■ Work instructions ■
Report how many lines hold the word "ALBUM"; answer with the number alone.

■ Records shown ■

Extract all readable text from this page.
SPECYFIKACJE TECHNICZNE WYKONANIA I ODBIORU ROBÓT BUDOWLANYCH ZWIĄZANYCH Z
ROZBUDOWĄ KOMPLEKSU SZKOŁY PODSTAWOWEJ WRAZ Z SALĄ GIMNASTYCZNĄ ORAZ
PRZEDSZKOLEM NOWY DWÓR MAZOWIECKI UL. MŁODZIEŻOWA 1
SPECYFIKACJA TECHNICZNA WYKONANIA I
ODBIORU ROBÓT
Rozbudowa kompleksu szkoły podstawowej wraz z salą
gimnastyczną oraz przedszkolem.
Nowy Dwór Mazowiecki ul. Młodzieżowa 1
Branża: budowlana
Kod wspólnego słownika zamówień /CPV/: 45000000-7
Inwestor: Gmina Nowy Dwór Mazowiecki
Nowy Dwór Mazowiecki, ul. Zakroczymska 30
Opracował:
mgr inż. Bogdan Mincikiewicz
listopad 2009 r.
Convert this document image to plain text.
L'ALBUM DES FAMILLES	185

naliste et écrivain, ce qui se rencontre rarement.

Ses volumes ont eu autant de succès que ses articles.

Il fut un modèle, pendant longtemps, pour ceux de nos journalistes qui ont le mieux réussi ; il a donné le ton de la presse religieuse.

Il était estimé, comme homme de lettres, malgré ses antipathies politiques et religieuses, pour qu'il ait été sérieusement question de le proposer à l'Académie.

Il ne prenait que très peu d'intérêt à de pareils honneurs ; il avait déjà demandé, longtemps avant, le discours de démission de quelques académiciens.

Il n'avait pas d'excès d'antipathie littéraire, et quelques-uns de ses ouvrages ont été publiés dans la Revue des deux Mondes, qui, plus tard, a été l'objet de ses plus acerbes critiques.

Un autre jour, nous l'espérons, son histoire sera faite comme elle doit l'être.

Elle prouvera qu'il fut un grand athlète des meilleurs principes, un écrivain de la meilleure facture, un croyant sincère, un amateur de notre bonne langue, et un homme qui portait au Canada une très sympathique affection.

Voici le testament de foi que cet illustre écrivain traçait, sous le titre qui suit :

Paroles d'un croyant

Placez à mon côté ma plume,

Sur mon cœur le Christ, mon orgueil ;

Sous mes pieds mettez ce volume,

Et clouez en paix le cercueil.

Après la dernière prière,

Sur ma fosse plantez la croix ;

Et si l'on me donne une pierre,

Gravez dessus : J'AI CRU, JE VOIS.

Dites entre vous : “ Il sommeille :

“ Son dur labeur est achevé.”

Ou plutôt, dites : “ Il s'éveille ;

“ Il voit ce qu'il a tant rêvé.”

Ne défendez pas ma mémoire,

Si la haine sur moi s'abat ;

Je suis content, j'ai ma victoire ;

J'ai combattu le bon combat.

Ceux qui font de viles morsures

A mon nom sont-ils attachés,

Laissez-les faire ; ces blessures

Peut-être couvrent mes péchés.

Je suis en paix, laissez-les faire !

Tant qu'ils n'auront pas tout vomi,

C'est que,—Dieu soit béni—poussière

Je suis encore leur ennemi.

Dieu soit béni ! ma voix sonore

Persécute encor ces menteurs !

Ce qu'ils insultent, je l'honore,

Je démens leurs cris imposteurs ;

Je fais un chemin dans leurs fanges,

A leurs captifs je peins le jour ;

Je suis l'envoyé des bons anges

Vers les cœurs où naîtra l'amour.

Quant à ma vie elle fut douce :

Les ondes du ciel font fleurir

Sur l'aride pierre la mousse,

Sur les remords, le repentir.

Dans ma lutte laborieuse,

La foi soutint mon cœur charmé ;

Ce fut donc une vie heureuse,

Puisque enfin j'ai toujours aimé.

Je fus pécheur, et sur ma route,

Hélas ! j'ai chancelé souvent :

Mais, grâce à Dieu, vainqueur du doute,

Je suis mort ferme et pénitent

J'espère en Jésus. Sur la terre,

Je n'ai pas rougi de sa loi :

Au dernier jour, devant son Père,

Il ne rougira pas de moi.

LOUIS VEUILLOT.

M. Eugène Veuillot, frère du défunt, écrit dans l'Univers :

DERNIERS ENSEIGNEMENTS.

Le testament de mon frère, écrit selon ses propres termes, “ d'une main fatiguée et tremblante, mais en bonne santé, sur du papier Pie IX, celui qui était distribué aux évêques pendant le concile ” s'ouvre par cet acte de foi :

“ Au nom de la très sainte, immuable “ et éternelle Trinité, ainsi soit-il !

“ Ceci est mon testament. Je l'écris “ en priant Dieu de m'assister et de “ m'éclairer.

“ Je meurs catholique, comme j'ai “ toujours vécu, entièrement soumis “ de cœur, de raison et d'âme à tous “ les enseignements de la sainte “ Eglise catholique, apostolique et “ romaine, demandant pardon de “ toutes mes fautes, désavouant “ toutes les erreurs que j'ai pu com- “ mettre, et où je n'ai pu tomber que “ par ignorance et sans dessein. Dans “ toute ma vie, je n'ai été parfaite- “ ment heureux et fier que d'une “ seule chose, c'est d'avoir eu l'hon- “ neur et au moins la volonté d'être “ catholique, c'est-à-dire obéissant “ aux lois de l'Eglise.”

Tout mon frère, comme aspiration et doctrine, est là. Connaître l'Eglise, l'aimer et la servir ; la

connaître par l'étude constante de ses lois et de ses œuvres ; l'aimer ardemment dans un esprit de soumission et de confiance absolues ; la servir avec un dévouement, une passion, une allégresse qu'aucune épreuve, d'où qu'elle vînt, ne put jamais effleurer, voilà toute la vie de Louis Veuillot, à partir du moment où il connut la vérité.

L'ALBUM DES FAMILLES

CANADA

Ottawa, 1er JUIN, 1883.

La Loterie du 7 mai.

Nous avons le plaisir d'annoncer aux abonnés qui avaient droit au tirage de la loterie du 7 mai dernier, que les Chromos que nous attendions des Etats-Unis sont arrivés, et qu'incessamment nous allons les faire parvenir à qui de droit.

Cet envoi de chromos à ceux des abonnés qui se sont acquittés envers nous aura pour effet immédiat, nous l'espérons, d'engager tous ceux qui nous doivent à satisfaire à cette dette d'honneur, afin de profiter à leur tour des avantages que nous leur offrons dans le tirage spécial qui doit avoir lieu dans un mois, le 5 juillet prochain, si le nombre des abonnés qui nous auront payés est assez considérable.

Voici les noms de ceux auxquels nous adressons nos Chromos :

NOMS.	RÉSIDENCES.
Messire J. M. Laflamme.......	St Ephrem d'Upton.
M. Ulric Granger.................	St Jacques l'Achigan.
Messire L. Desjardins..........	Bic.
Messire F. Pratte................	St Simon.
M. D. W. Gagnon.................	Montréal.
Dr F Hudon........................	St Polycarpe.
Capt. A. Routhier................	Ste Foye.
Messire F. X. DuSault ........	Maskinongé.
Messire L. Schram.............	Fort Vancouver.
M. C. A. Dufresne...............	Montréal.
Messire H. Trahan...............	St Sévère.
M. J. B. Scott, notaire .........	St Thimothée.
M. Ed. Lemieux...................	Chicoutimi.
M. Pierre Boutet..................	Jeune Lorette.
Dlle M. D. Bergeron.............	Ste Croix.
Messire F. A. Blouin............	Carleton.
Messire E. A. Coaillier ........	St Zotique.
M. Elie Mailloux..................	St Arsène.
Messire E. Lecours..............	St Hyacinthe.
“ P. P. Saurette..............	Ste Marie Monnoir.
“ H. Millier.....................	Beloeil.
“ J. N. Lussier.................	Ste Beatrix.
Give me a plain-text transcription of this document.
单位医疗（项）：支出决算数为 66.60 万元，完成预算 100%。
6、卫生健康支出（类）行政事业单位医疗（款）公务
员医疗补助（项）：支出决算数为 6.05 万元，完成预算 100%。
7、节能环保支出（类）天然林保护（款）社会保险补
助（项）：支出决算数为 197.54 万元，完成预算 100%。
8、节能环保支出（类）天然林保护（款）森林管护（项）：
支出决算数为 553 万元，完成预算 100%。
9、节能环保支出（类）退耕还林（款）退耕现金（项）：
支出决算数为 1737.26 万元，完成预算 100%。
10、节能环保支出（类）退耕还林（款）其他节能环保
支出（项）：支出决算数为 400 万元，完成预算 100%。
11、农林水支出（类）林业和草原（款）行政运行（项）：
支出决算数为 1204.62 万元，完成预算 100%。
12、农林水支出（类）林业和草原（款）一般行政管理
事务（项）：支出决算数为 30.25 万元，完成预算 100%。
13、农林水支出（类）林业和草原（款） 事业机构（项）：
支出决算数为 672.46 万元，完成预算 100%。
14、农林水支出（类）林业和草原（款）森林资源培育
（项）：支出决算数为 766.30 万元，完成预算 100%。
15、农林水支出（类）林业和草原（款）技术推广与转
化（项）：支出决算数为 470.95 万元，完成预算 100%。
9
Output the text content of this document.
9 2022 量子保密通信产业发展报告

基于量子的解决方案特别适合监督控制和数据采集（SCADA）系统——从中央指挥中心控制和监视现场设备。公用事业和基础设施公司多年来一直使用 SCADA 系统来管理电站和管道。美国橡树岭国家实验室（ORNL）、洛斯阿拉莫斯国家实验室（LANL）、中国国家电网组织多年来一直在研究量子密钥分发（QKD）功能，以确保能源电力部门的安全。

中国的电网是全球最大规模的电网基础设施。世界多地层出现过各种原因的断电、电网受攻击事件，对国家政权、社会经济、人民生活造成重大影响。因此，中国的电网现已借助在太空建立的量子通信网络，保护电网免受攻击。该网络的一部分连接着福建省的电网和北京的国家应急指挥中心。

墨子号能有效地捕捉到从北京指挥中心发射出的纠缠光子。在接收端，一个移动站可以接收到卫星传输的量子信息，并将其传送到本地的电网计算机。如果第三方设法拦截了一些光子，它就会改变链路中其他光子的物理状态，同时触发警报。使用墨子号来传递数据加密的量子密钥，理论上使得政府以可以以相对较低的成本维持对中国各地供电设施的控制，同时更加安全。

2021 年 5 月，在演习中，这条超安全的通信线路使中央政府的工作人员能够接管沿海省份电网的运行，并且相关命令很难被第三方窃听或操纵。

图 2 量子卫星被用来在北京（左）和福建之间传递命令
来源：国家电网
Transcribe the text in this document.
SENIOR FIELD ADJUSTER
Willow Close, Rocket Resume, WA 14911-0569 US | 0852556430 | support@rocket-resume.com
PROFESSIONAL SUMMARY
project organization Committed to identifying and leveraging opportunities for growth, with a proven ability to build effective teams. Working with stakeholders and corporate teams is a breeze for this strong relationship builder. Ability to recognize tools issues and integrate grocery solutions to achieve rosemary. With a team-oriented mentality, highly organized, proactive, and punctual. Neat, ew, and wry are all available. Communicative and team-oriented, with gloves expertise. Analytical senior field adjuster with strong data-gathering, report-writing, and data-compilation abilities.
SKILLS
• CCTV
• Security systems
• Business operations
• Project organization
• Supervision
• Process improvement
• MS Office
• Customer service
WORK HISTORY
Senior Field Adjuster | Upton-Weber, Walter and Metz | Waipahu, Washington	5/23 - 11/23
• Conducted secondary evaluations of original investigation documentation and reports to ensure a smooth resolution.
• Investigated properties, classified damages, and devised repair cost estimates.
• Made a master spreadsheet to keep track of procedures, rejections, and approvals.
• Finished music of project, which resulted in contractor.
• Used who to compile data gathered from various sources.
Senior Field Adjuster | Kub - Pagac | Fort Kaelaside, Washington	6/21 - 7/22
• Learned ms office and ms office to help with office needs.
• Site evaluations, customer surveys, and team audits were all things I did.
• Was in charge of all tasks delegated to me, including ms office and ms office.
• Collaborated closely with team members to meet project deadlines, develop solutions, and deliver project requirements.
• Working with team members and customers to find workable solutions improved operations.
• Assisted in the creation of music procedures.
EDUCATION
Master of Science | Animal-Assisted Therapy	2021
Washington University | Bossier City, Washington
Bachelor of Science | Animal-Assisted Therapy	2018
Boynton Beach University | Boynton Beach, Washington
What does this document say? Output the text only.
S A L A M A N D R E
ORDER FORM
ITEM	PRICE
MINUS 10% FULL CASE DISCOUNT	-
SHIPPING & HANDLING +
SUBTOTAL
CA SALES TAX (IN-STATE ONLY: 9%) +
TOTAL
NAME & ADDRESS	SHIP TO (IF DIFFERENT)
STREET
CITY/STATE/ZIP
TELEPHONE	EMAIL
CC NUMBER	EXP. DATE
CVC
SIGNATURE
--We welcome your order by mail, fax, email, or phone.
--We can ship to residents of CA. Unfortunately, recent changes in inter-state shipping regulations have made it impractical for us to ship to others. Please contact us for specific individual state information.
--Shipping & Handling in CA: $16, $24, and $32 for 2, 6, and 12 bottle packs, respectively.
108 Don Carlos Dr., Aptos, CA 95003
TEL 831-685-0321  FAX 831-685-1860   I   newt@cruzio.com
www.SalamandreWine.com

■ Response to the task ■
2